GIVEN REQUEST >> Say how many lines in the records include the string "right", adding no other words.

# start of SOURCE DATA

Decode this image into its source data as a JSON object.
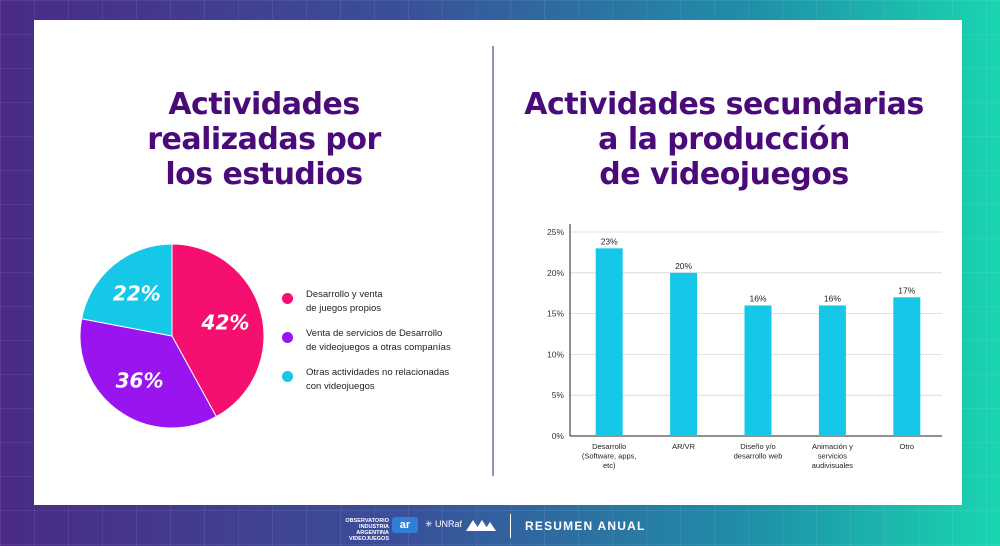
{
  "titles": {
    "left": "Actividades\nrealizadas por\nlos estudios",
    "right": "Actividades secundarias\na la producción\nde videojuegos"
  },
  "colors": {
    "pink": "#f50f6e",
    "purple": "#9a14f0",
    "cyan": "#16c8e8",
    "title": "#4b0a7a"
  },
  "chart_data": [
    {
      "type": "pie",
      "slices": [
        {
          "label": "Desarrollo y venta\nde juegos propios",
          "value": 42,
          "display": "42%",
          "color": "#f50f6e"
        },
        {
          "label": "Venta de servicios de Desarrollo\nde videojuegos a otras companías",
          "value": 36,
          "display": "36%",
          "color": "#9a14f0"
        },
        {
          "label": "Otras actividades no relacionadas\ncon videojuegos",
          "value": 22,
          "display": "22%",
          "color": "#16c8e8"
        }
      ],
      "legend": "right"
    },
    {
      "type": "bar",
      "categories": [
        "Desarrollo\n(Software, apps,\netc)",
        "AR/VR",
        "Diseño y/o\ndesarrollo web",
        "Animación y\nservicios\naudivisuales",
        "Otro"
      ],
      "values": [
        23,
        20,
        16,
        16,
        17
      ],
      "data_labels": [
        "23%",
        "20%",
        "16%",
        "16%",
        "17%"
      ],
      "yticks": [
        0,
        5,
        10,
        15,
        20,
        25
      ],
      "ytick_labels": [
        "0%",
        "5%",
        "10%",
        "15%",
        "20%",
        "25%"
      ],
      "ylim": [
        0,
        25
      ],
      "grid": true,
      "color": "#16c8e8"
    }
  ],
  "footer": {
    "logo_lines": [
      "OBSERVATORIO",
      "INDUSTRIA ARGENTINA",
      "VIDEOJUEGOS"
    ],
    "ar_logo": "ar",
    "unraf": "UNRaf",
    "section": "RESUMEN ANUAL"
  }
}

# end of SOURCE DATA

SOLUTION FOR THIS EXERCISE >> 2